**Task instructions:**
Extract all lines in the data that contain the word "correction".

**Records:**
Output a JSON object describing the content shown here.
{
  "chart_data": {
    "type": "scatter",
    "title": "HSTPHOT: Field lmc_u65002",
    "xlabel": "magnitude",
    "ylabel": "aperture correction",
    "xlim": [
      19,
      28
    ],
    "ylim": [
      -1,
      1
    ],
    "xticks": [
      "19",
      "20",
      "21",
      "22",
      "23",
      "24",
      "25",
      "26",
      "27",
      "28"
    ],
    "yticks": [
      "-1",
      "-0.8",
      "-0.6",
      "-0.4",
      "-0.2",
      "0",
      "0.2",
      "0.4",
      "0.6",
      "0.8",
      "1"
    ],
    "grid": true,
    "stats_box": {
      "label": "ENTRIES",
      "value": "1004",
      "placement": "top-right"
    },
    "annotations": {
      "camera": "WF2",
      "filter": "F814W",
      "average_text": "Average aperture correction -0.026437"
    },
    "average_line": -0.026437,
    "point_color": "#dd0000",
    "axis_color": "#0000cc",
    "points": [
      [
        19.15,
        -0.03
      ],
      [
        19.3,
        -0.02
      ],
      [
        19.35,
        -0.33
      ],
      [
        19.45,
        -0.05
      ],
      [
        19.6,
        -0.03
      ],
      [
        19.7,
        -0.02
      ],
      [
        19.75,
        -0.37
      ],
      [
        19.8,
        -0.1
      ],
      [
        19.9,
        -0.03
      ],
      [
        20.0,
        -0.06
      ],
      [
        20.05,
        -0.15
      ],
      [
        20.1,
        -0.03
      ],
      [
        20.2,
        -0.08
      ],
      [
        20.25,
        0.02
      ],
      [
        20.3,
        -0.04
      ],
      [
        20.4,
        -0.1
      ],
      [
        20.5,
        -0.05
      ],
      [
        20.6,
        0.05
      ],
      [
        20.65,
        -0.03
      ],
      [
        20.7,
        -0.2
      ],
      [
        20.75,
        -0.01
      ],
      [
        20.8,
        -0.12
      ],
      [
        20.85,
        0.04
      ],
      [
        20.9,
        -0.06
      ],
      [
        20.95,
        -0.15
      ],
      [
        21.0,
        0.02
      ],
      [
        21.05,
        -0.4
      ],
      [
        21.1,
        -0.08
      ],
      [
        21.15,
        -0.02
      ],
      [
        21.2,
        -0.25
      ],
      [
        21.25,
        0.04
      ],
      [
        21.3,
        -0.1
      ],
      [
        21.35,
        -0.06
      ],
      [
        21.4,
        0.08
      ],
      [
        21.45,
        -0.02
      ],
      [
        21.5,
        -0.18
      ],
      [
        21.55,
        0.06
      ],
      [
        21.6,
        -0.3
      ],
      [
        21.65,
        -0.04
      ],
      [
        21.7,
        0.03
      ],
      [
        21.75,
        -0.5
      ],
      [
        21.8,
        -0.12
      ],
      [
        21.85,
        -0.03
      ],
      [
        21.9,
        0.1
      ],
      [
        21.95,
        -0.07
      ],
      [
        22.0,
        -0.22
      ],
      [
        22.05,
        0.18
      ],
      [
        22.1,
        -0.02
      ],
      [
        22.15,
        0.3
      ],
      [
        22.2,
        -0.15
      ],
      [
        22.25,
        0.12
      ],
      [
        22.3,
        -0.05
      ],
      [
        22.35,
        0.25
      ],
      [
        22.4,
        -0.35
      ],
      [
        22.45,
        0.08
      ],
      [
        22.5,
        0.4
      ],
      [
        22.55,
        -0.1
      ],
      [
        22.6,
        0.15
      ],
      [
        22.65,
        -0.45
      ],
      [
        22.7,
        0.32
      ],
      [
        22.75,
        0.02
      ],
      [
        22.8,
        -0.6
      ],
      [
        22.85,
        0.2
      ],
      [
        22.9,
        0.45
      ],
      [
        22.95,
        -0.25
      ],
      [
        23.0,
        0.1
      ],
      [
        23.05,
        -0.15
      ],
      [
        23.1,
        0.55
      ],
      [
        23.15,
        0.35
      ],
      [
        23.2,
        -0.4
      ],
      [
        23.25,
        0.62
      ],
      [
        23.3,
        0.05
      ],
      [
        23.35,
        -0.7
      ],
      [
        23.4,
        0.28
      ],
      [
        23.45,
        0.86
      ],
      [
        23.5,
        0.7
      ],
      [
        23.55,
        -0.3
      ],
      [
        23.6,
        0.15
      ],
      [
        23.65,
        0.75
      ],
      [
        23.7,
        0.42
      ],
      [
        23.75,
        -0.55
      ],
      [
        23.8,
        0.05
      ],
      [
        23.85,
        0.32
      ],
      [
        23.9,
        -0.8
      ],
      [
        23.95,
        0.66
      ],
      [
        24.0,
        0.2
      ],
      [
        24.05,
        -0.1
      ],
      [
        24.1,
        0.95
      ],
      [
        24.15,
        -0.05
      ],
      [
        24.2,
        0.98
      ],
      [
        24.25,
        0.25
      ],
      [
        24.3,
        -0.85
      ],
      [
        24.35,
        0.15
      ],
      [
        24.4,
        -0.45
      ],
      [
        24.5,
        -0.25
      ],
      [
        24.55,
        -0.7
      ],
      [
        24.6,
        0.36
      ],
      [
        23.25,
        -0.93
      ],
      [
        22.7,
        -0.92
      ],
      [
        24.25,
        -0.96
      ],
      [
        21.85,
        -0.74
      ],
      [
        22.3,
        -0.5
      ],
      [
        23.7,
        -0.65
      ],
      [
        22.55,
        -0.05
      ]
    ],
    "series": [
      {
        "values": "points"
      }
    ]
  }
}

**Output for this exercise:**
    "ylabel": "aperture correction",
      "average_text": "Average aperture correction -0.026437"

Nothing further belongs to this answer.